→ **Kutipan Dokumen**:
☆ ☆ ☆ ☆ ☆ ☆ ☆

Soebagijo
IN : Sejarawan Pers Indonesia
Parni
Hadi ; Wartawan, Aktivis
sosbudling, Pendiri Dompet Dhuafa Republika
|
SINAR
HARAPAM, 18 Februari 2014
Menjadi
wartawan, sastrawan, dan seniman pada zaman penjajahan Jepang (1942-1945)
harus pandai menyamarkan maksud sesungguhnya apa yang ingin disampaikan.
Jika
tidak, nyawa adalah taruhannya. Itulah yang dilakukan Soebagijo Ilham
Notodijojo (5 Juli 1924-17 September 2013), yang terkenal dengan nama pena
Pak SIN (singkatan namanya).
Untuk
menyampaikan kerinduannya pada kemerdekaan Indonesia, Soebagijo menggubah
sebuah syair dalam bahasa Jawa berjudul “Kekasihku”, yang dimuat Panji
Pustaka No 17, 1 September 1944. Dengan bahasa yang mendayu-dayu sebagaimana
layaknya pemuda sedang dimabuk cinta, bait terakhir puisinya berbunyi sebagai
berikut:
Ing telenging pangangen-angen
Banget anggonku kapang kangen
Kepengin weruh wujudmu kang sanyata,
Dhuh kekasihku,
Kamardikaning bumi Nusantara!!!
(Di lubuk hatiku//sangat saya rindu//ingin
tahu wujudmu yang nyata//Dhuh kekasihku//Kemerdekaan bumi Indonesia).
Kekasihku yang dimaksud dalam puisi ini adalah kemerdekaan Indonesia. Ia
menulis puisi ini pada usia 20 tahun. Sungguh satu keberanian dan kepiawaian
luar biasa! Jika penguasa Jepang tahu maksud sesungguhnya, nyawa Soebagijo
ditentukan samurai Kempetai (polisi militer Jepang).
Seorang
seniman ludruk (teater tradisional Jawa Timur), Cak Durasim, mengalami nasib
itu. Gara-gara parikan (pantun dalam bahasa Jawa), yang berbunyi : “Pagupon omah dara, melu Nipon tambah
sengsara” (Pagupon rumah burung
dara, ikut Nipon tambah sengsara), lehernya dipenggal Kempetai.

☆ ☆ ☆ ☆ ☆ ☆ ☆

→ **Data Tercatat**:
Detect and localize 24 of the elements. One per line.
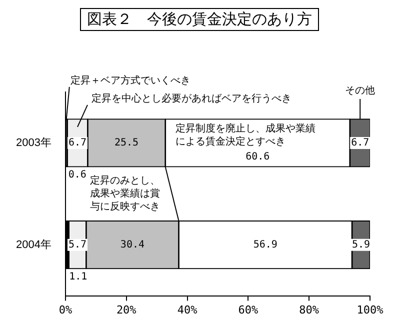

☆ ☆ ☆ ☆ ☆ ☆ ☆

→ **Tugas yang Diminta**: Ganti "puisi ini" dengan "syair ini" pada bagian tulisan tentang Soebagijo yang dimulai dari "(Di lubuk hatiku//sangat" dan berlanjut sampai "(polisi militer Jepang).", lalu tulis ulang bagian itu.

→ **Jawaban Tertulis**:
(Di lubuk hatiku//sangat saya rindu//ingin
tahu wujudmu yang nyata//Dhuh kekasihku//Kemerdekaan bumi Indonesia).
Kekasihku yang dimaksud dalam syair ini adalah kemerdekaan Indonesia. Ia
menulis syair ini pada usia 20 tahun. Sungguh satu keberanian dan kepiawaian
luar biasa! Jika penguasa Jepang tahu maksud sesungguhnya, nyawa Soebagijo
ditentukan samurai Kempetai (polisi militer Jepang).